> **What the exercise asks**: Check each line of the material below, and copy it if it holds the string "Enumerate".

> **Record excerpts**:
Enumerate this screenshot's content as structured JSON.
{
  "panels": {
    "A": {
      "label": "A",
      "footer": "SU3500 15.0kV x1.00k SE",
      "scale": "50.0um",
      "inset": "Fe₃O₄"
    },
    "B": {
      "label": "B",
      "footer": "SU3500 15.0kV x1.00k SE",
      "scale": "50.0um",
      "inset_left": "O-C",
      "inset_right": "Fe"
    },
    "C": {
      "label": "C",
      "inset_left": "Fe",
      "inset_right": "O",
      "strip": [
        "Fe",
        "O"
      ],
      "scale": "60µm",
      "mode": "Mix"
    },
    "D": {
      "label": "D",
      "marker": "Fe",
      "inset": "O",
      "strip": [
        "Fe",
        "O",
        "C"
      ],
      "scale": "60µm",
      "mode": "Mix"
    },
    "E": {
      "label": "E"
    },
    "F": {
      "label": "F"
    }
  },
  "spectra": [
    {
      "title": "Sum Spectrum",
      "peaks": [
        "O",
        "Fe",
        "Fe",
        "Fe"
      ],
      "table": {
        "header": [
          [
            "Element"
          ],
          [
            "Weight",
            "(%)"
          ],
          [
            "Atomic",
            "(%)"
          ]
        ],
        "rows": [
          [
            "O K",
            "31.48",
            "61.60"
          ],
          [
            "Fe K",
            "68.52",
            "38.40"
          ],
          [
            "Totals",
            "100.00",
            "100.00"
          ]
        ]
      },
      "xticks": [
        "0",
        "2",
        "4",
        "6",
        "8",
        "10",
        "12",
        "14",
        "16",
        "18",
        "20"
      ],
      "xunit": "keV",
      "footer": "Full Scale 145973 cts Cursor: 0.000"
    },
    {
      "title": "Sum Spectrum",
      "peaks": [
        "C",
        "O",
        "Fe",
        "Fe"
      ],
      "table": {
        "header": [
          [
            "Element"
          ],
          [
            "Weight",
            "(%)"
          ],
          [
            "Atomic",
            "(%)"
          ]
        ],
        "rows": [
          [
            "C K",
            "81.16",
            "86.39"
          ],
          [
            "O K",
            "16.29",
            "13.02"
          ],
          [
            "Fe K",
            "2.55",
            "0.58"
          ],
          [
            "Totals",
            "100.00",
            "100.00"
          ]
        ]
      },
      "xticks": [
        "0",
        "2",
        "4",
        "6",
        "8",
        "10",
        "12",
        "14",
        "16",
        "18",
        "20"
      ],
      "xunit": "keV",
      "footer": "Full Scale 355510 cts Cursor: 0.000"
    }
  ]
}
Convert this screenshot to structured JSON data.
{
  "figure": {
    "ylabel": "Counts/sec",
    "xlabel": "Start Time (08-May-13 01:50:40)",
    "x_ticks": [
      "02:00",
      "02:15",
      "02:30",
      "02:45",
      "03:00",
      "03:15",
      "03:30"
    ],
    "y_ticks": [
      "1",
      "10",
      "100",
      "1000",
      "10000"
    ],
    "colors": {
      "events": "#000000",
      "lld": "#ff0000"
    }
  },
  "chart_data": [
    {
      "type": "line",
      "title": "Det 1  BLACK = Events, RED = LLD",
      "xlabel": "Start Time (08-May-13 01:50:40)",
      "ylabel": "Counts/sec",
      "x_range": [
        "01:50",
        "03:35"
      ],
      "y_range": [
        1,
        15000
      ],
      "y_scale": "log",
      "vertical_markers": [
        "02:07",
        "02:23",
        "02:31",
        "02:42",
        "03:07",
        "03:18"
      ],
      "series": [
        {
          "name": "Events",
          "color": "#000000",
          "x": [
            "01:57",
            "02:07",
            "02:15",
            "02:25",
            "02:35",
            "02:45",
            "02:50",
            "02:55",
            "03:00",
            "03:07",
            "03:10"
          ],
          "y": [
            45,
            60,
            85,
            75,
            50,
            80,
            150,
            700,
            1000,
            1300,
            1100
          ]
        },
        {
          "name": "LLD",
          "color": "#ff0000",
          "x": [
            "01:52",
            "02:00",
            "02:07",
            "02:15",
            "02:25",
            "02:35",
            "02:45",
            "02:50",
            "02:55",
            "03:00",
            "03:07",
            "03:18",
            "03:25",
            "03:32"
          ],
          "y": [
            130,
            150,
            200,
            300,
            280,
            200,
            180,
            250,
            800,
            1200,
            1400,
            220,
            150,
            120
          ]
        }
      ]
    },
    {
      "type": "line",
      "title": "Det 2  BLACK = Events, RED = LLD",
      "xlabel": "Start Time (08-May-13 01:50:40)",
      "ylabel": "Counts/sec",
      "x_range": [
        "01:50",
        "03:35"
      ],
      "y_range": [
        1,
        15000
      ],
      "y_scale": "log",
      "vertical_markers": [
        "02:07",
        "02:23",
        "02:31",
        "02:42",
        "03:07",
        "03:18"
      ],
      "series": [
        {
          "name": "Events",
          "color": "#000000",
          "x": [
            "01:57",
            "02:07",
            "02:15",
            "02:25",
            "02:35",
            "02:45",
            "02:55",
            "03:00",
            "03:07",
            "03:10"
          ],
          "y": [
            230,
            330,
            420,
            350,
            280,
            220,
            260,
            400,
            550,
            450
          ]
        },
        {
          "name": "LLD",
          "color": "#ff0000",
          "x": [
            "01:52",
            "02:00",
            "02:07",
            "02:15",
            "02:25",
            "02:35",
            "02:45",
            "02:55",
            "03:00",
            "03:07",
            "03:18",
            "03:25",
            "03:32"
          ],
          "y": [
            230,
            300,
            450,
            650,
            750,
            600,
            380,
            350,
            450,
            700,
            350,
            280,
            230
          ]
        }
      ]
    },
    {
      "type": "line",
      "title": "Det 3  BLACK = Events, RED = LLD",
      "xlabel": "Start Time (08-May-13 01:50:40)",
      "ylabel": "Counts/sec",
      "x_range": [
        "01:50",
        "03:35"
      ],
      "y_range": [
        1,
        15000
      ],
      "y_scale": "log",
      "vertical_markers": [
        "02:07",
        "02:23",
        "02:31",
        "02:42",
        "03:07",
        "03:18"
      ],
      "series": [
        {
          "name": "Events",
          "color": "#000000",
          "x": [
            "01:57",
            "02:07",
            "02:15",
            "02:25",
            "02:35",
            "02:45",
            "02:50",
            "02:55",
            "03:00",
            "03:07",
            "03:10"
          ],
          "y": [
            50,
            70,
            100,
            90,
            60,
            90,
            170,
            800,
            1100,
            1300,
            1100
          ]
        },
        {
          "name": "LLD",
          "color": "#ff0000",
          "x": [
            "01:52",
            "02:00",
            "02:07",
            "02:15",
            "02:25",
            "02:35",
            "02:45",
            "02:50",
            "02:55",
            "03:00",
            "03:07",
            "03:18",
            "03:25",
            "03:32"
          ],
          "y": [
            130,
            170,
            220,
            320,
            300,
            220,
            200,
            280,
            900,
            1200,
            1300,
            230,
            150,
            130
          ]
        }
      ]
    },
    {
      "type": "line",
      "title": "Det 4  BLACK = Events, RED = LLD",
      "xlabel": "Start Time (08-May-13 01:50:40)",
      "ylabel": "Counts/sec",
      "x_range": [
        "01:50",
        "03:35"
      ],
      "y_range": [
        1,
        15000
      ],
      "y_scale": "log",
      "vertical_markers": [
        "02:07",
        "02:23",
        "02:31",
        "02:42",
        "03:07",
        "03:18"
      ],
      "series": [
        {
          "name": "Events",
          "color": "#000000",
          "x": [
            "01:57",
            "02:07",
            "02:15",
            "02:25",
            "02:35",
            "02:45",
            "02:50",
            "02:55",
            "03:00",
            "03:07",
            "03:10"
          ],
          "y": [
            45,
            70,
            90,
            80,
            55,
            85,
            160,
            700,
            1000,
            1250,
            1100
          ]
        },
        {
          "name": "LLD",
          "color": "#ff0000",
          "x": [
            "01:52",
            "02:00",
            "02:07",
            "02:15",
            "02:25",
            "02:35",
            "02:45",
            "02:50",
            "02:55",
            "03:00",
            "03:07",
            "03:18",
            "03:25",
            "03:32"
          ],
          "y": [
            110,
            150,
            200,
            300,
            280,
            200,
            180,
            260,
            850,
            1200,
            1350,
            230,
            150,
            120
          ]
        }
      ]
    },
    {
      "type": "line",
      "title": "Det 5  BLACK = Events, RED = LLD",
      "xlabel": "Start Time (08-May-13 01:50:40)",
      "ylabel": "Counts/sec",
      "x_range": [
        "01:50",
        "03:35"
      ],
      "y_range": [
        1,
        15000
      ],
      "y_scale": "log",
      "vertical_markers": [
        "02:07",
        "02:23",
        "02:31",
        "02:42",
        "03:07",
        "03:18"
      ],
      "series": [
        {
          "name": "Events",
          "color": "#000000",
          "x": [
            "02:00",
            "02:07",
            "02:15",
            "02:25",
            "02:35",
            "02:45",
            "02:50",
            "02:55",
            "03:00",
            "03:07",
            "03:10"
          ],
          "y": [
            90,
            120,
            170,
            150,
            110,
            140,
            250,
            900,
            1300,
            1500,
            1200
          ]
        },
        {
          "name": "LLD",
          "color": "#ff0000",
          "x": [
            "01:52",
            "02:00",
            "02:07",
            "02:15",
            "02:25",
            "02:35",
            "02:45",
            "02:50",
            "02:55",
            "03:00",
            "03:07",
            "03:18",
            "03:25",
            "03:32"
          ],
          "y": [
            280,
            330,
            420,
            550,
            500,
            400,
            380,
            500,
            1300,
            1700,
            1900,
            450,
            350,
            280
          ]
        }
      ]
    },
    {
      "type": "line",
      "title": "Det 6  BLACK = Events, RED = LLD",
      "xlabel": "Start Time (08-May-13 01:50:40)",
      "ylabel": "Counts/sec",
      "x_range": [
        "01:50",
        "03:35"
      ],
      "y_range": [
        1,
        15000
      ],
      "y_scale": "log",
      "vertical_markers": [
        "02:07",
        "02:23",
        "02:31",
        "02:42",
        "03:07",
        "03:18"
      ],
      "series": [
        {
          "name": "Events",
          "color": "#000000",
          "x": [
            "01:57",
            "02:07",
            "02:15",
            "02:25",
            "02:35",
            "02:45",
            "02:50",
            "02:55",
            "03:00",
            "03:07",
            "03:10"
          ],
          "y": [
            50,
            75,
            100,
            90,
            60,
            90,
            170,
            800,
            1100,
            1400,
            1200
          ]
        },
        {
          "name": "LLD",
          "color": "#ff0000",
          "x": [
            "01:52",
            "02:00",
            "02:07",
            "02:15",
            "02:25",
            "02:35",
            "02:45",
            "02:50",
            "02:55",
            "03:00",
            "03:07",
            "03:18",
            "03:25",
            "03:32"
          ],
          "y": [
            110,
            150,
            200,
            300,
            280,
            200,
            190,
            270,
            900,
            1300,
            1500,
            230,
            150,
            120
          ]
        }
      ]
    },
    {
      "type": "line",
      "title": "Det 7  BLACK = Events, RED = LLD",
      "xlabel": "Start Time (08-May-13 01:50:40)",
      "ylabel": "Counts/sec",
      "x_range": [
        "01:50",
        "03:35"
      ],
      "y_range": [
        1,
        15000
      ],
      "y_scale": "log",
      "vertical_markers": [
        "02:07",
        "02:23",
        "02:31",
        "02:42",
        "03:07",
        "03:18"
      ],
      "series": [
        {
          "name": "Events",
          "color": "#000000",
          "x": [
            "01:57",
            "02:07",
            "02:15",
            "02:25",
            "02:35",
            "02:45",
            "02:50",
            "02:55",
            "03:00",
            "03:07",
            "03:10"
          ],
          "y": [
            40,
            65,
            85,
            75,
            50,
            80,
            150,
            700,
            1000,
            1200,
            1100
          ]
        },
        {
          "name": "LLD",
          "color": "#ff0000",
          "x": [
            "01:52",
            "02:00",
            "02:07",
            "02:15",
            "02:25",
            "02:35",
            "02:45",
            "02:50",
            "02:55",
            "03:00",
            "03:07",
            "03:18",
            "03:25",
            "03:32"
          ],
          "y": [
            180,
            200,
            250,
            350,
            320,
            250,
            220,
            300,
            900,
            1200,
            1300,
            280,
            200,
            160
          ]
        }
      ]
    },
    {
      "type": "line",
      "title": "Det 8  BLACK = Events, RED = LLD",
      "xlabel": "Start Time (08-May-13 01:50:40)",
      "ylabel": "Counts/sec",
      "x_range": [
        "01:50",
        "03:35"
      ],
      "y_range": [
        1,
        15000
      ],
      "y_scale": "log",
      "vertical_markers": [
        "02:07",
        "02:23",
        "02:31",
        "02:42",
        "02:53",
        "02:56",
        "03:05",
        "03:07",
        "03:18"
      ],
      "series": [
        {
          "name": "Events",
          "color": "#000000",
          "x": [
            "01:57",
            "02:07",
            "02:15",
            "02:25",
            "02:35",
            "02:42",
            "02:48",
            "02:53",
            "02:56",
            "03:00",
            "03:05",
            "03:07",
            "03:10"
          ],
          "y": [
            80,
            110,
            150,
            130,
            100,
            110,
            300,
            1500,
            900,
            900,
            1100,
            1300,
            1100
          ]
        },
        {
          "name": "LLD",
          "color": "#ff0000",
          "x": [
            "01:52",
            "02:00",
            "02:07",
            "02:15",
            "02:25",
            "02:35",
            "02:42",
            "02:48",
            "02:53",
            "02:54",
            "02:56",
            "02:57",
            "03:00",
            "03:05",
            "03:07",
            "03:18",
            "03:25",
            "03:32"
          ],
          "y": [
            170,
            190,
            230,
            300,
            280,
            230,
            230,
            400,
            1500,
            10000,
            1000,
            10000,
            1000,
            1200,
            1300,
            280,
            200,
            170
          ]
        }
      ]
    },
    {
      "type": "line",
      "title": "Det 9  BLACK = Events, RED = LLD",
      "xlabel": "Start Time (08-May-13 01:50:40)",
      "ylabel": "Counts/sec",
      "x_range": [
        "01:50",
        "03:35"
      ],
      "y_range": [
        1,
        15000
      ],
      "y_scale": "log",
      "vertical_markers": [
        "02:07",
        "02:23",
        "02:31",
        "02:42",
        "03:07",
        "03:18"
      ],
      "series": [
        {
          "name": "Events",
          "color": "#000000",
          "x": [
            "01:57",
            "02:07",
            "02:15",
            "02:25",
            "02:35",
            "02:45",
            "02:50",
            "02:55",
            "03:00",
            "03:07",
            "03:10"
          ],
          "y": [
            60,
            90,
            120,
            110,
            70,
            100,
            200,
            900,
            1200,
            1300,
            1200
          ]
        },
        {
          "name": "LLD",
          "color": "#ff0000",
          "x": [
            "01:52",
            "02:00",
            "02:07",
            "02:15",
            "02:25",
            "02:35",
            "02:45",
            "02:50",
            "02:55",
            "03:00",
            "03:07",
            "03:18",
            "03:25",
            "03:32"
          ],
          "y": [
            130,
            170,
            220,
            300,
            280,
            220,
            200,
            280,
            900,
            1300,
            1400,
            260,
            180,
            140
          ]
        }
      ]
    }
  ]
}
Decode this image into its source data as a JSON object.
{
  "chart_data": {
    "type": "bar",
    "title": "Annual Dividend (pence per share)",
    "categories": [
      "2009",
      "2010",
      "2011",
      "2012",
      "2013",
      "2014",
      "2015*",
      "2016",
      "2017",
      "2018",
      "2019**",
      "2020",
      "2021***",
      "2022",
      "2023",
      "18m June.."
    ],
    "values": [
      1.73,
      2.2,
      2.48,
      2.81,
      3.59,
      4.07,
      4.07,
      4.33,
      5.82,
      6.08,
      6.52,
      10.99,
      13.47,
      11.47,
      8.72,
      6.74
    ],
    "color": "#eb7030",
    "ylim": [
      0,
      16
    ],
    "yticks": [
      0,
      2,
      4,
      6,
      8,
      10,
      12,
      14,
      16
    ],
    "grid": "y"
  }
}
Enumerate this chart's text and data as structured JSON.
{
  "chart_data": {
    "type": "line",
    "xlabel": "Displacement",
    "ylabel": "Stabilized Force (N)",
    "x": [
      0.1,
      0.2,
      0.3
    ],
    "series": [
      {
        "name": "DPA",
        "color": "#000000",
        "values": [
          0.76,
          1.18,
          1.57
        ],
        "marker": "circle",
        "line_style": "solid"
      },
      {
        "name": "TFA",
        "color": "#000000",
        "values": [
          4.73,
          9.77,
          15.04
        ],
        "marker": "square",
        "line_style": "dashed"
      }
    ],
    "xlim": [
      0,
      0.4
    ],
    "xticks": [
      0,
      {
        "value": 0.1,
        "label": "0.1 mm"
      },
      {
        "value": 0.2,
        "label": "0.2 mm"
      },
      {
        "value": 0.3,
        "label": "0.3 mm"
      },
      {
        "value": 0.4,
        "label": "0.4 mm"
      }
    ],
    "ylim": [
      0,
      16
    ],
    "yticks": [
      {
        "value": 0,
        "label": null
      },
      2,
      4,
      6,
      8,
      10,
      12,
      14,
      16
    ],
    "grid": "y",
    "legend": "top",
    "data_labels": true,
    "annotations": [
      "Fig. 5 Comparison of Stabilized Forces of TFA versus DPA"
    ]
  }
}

> **Solution to this problem**:
Enumerate this screenshot's content as structured JSON.
Enumerate this chart's text and data as structured JSON.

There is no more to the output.